--- start INFORMATION GIVEN ---

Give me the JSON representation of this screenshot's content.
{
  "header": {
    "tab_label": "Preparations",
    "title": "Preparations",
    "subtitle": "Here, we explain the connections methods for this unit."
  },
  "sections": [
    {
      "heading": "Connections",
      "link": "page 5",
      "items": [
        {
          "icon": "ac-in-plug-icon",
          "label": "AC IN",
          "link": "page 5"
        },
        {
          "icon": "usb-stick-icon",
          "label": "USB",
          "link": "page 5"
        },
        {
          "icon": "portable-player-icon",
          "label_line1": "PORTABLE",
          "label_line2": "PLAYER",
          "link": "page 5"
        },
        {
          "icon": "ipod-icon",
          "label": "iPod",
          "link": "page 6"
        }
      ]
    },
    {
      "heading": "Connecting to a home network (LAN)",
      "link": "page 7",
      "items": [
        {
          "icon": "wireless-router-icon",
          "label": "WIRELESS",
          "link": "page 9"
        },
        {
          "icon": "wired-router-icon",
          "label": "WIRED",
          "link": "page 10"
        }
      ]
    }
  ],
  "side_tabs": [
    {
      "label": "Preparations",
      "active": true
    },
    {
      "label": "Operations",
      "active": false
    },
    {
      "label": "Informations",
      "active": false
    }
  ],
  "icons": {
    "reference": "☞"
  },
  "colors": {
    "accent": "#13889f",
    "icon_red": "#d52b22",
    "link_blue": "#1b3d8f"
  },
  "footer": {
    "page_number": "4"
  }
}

--- end INFORMATION GIVEN ---

== OBJECTIVE ==
Using the listing above, please repeat every entry exactly.

== WRITTEN ANSWER ==
Give me the JSON representation of this screenshot's content.
{
  "header": {
    "tab_label": "Preparations",
    "title": "Preparations",
    "subtitle": "Here, we explain the connections methods for this unit."
  },
  "sections": [
    {
      "heading": "Connections",
      "link": "page 5",
      "items": [
        {
          "icon": "ac-in-plug-icon",
          "label": "AC IN",
          "link": "page 5"
        },
        {
          "icon": "usb-stick-icon",
          "label": "USB",
          "link": "page 5"
        },
        {
          "icon": "portable-player-icon",
          "label_line1": "PORTABLE",
          "label_line2": "PLAYER",
          "link": "page 5"
        },
        {
          "icon": "ipod-icon",
          "label": "iPod",
          "link": "page 6"
        }
      ]
    },
    {
      "heading": "Connecting to a home network (LAN)",
      "link": "page 7",
      "items": [
        {
          "icon": "wireless-router-icon",
          "label": "WIRELESS",
          "link": "page 9"
        },
        {
          "icon": "wired-router-icon",
          "label": "WIRED",
          "link": "page 10"
        }
      ]
    }
  ],
  "side_tabs": [
    {
      "label": "Preparations",
      "active": true
    },
    {
      "label": "Operations",
      "active": false
    },
    {
      "label": "Informations",
      "active": false
    }
  ],
  "icons": {
    "reference": "☞"
  },
  "colors": {
    "accent": "#13889f",
    "icon_red": "#d52b22",
    "link_blue": "#1b3d8f"
  },
  "footer": {
    "page_number": "4"
  }
}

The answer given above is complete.